── Entries shown ──
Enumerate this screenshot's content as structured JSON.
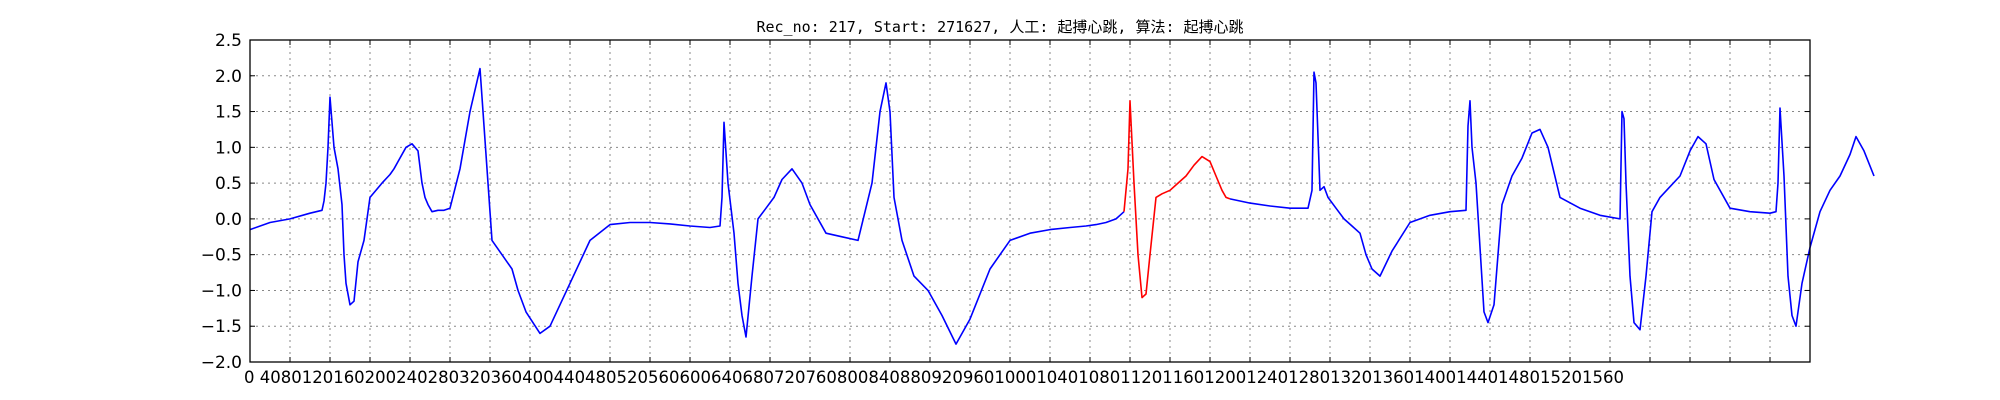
{
  "chart_data": {
    "type": "line",
    "title": "Rec_no: 217, Start: 271627, 人工: 起搏心跳, 算法: 起搏心跳",
    "xlabel": "",
    "ylabel": "",
    "xlim": [
      0,
      1560
    ],
    "ylim": [
      -2.0,
      2.5
    ],
    "grid": true,
    "legend": "none",
    "y_ticks": [
      "2.5",
      "2.0",
      "1.5",
      "1.0",
      "0.5",
      "0.0",
      "−0.5",
      "−1.0",
      "−1.5",
      "−2.0"
    ],
    "x_tick_values": [
      0,
      40,
      80,
      120,
      160,
      200,
      240,
      280,
      320,
      360,
      400,
      440,
      480,
      520,
      560,
      600,
      640,
      680,
      720,
      760,
      800,
      840,
      880,
      920,
      960,
      1000,
      1040,
      1080,
      1120,
      1160,
      1200,
      1240,
      1280,
      1320,
      1360,
      1400,
      1440,
      1480,
      1520,
      1560
    ],
    "x_tick_label_strip": "0 4080120160200240280320360400440480520560600640680720760800840880920960100010401080112011601200124012801320136014001440148015201560",
    "colors": {
      "main": "#0000ff",
      "highlight": "#ff0000",
      "grid": "#888888"
    },
    "series": [
      {
        "color": "#0000ff",
        "x": [
          0,
          20,
          40,
          60,
          72,
          74,
          76,
          78,
          80,
          84,
          88,
          92,
          94,
          96,
          100,
          104,
          108,
          114,
          120,
          132,
          140,
          144,
          148,
          156,
          162,
          168,
          172,
          175,
          178,
          182,
          188,
          194,
          200,
          210,
          220,
          230,
          242,
          252,
          262,
          268,
          276,
          290,
          300,
          320,
          340,
          360,
          380,
          400,
          420,
          440,
          460,
          470,
          472,
          474,
          478,
          484,
          488,
          492,
          496,
          502,
          508,
          516,
          524,
          532,
          542,
          552,
          560,
          576,
          592,
          608,
          622,
          630,
          636,
          640,
          644,
          652,
          664,
          678,
          692,
          706,
          720,
          740,
          760,
          780,
          800,
          820,
          836,
          846,
          856,
          866,
          870,
          874
        ],
        "y": [
          -0.15,
          -0.05,
          0.0,
          0.08,
          0.12,
          0.25,
          0.5,
          1.0,
          1.7,
          1.0,
          0.7,
          0.2,
          -0.5,
          -0.9,
          -1.2,
          -1.15,
          -0.6,
          -0.3,
          0.3,
          0.5,
          0.62,
          0.7,
          0.8,
          1.0,
          1.05,
          0.95,
          0.5,
          0.3,
          0.2,
          0.1,
          0.12,
          0.12,
          0.15,
          0.7,
          1.5,
          2.1,
          -0.3,
          -0.5,
          -0.7,
          -1.0,
          -1.3,
          -1.6,
          -1.5,
          -0.9,
          -0.3,
          -0.08,
          -0.05,
          -0.05,
          -0.07,
          -0.1,
          -0.12,
          -0.1,
          0.3,
          1.35,
          0.5,
          -0.2,
          -0.9,
          -1.35,
          -1.65,
          -0.8,
          0.0,
          0.15,
          0.3,
          0.55,
          0.7,
          0.5,
          0.2,
          -0.2,
          -0.25,
          -0.3,
          0.5,
          1.5,
          1.9,
          1.5,
          0.3,
          -0.3,
          -0.8,
          -1.0,
          -1.35,
          -1.75,
          -1.4,
          -0.7,
          -0.3,
          -0.2,
          -0.15,
          -0.12,
          -0.1,
          -0.08,
          -0.05,
          0.0,
          0.05,
          0.1
        ]
      },
      {
        "color": "#ff0000",
        "x": [
          874,
          878,
          880,
          884,
          888,
          892,
          896,
          900,
          906,
          912,
          920,
          928,
          936,
          944,
          952,
          960,
          966,
          972,
          976,
          980
        ],
        "y": [
          0.1,
          0.7,
          1.65,
          0.5,
          -0.5,
          -1.1,
          -1.05,
          -0.5,
          0.3,
          0.35,
          0.4,
          0.5,
          0.6,
          0.75,
          0.87,
          0.8,
          0.6,
          0.4,
          0.3,
          0.28
        ]
      },
      {
        "color": "#0000ff",
        "x": [
          980,
          1000,
          1020,
          1040,
          1058,
          1062,
          1064,
          1066,
          1070,
          1074,
          1078,
          1086,
          1094,
          1102,
          1110,
          1116,
          1122,
          1130,
          1142,
          1160,
          1180,
          1200,
          1216,
          1218,
          1220,
          1222,
          1226,
          1230,
          1234,
          1238,
          1244,
          1252,
          1262,
          1272,
          1282,
          1290,
          1298,
          1310,
          1330,
          1350,
          1370,
          1372,
          1374,
          1376,
          1380,
          1384,
          1390,
          1396,
          1402,
          1410,
          1420,
          1430,
          1440,
          1448,
          1456,
          1464,
          1480,
          1500,
          1520,
          1526,
          1528,
          1530,
          1534,
          1538,
          1542,
          1546,
          1552,
          1560,
          1570,
          1580,
          1590,
          1600,
          1606,
          1614,
          1624
        ],
        "y": [
          0.28,
          0.22,
          0.18,
          0.15,
          0.15,
          0.4,
          2.05,
          1.9,
          0.4,
          0.45,
          0.3,
          0.15,
          0.0,
          -0.1,
          -0.2,
          -0.5,
          -0.7,
          -0.8,
          -0.45,
          -0.05,
          0.05,
          0.1,
          0.12,
          1.3,
          1.65,
          1.0,
          0.5,
          -0.4,
          -1.3,
          -1.45,
          -1.2,
          0.2,
          0.6,
          0.85,
          1.2,
          1.25,
          1.0,
          0.3,
          0.15,
          0.05,
          0.0,
          1.5,
          1.4,
          0.5,
          -0.8,
          -1.45,
          -1.55,
          -0.8,
          0.1,
          0.3,
          0.45,
          0.6,
          0.95,
          1.15,
          1.05,
          0.55,
          0.15,
          0.1,
          0.08,
          0.1,
          0.5,
          1.55,
          0.6,
          -0.8,
          -1.35,
          -1.5,
          -0.9,
          -0.4,
          0.1,
          0.4,
          0.6,
          0.9,
          1.15,
          0.95,
          0.6
        ]
      }
    ]
  }
}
───
Instructions to follow
Exactly reproduce the entries above, minus the pictures.

Response to this task
Enumerate this screenshot's content as structured JSON.
{
  "chart_data": {
    "type": "line",
    "title": "Rec_no: 217, Start: 271627, 人工: 起搏心跳, 算法: 起搏心跳",
    "xlabel": "",
    "ylabel": "",
    "xlim": [
      0,
      1560
    ],
    "ylim": [
      -2.0,
      2.5
    ],
    "grid": true,
    "legend": "none",
    "y_ticks": [
      "2.5",
      "2.0",
      "1.5",
      "1.0",
      "0.5",
      "0.0",
      "−0.5",
      "−1.0",
      "−1.5",
      "−2.0"
    ],
    "x_tick_values": [
      0,
      40,
      80,
      120,
      160,
      200,
      240,
      280,
      320,
      360,
      400,
      440,
      480,
      520,
      560,
      600,
      640,
      680,
      720,
      760,
      800,
      840,
      880,
      920,
      960,
      1000,
      1040,
      1080,
      1120,
      1160,
      1200,
      1240,
      1280,
      1320,
      1360,
      1400,
      1440,
      1480,
      1520,
      1560
    ],
    "x_tick_label_strip": "0 4080120160200240280320360400440480520560600640680720760800840880920960100010401080112011601200124012801320136014001440148015201560",
    "colors": {
      "main": "#0000ff",
      "highlight": "#ff0000",
      "grid": "#888888"
    },
    "series": [
      {
        "color": "#0000ff",
        "x": [
          0,
          20,
          40,
          60,
          72,
          74,
          76,
          78,
          80,
          84,
          88,
          92,
          94,
          96,
          100,
          104,
          108,
          114,
          120,
          132,
          140,
          144,
          148,
          156,
          162,
          168,
          172,
          175,
          178,
          182,
          188,
          194,
          200,
          210,
          220,
          230,
          242,
          252,
          262,
          268,
          276,
          290,
          300,
          320,
          340,
          360,
          380,
          400,
          420,
          440,
          460,
          470,
          472,
          474,
          478,
          484,
          488,
          492,
          496,
          502,
          508,
          516,
          524,
          532,
          542,
          552,
          560,
          576,
          592,
          608,
          622,
          630,
          636,
          640,
          644,
          652,
          664,
          678,
          692,
          706,
          720,
          740,
          760,
          780,
          800,
          820,
          836,
          846,
          856,
          866,
          870,
          874
        ],
        "y": [
          -0.15,
          -0.05,
          0.0,
          0.08,
          0.12,
          0.25,
          0.5,
          1.0,
          1.7,
          1.0,
          0.7,
          0.2,
          -0.5,
          -0.9,
          -1.2,
          -1.15,
          -0.6,
          -0.3,
          0.3,
          0.5,
          0.62,
          0.7,
          0.8,
          1.0,
          1.05,
          0.95,
          0.5,
          0.3,
          0.2,
          0.1,
          0.12,
          0.12,
          0.15,
          0.7,
          1.5,
          2.1,
          -0.3,
          -0.5,
          -0.7,
          -1.0,
          -1.3,
          -1.6,
          -1.5,
          -0.9,
          -0.3,
          -0.08,
          -0.05,
          -0.05,
          -0.07,
          -0.1,
          -0.12,
          -0.1,
          0.3,
          1.35,
          0.5,
          -0.2,
          -0.9,
          -1.35,
          -1.65,
          -0.8,
          0.0,
          0.15,
          0.3,
          0.55,
          0.7,
          0.5,
          0.2,
          -0.2,
          -0.25,
          -0.3,
          0.5,
          1.5,
          1.9,
          1.5,
          0.3,
          -0.3,
          -0.8,
          -1.0,
          -1.35,
          -1.75,
          -1.4,
          -0.7,
          -0.3,
          -0.2,
          -0.15,
          -0.12,
          -0.1,
          -0.08,
          -0.05,
          0.0,
          0.05,
          0.1
        ]
      },
      {
        "color": "#ff0000",
        "x": [
          874,
          878,
          880,
          884,
          888,
          892,
          896,
          900,
          906,
          912,
          920,
          928,
          936,
          944,
          952,
          960,
          966,
          972,
          976,
          980
        ],
        "y": [
          0.1,
          0.7,
          1.65,
          0.5,
          -0.5,
          -1.1,
          -1.05,
          -0.5,
          0.3,
          0.35,
          0.4,
          0.5,
          0.6,
          0.75,
          0.87,
          0.8,
          0.6,
          0.4,
          0.3,
          0.28
        ]
      },
      {
        "color": "#0000ff",
        "x": [
          980,
          1000,
          1020,
          1040,
          1058,
          1062,
          1064,
          1066,
          1070,
          1074,
          1078,
          1086,
          1094,
          1102,
          1110,
          1116,
          1122,
          1130,
          1142,
          1160,
          1180,
          1200,
          1216,
          1218,
          1220,
          1222,
          1226,
          1230,
          1234,
          1238,
          1244,
          1252,
          1262,
          1272,
          1282,
          1290,
          1298,
          1310,
          1330,
          1350,
          1370,
          1372,
          1374,
          1376,
          1380,
          1384,
          1390,
          1396,
          1402,
          1410,
          1420,
          1430,
          1440,
          1448,
          1456,
          1464,
          1480,
          1500,
          1520,
          1526,
          1528,
          1530,
          1534,
          1538,
          1542,
          1546,
          1552,
          1560,
          1570,
          1580,
          1590,
          1600,
          1606,
          1614,
          1624
        ],
        "y": [
          0.28,
          0.22,
          0.18,
          0.15,
          0.15,
          0.4,
          2.05,
          1.9,
          0.4,
          0.45,
          0.3,
          0.15,
          0.0,
          -0.1,
          -0.2,
          -0.5,
          -0.7,
          -0.8,
          -0.45,
          -0.05,
          0.05,
          0.1,
          0.12,
          1.3,
          1.65,
          1.0,
          0.5,
          -0.4,
          -1.3,
          -1.45,
          -1.2,
          0.2,
          0.6,
          0.85,
          1.2,
          1.25,
          1.0,
          0.3,
          0.15,
          0.05,
          0.0,
          1.5,
          1.4,
          0.5,
          -0.8,
          -1.45,
          -1.55,
          -0.8,
          0.1,
          0.3,
          0.45,
          0.6,
          0.95,
          1.15,
          1.05,
          0.55,
          0.15,
          0.1,
          0.08,
          0.1,
          0.5,
          1.55,
          0.6,
          -0.8,
          -1.35,
          -1.5,
          -0.9,
          -0.4,
          0.1,
          0.4,
          0.6,
          0.9,
          1.15,
          0.95,
          0.6
        ]
      }
    ]
  }
}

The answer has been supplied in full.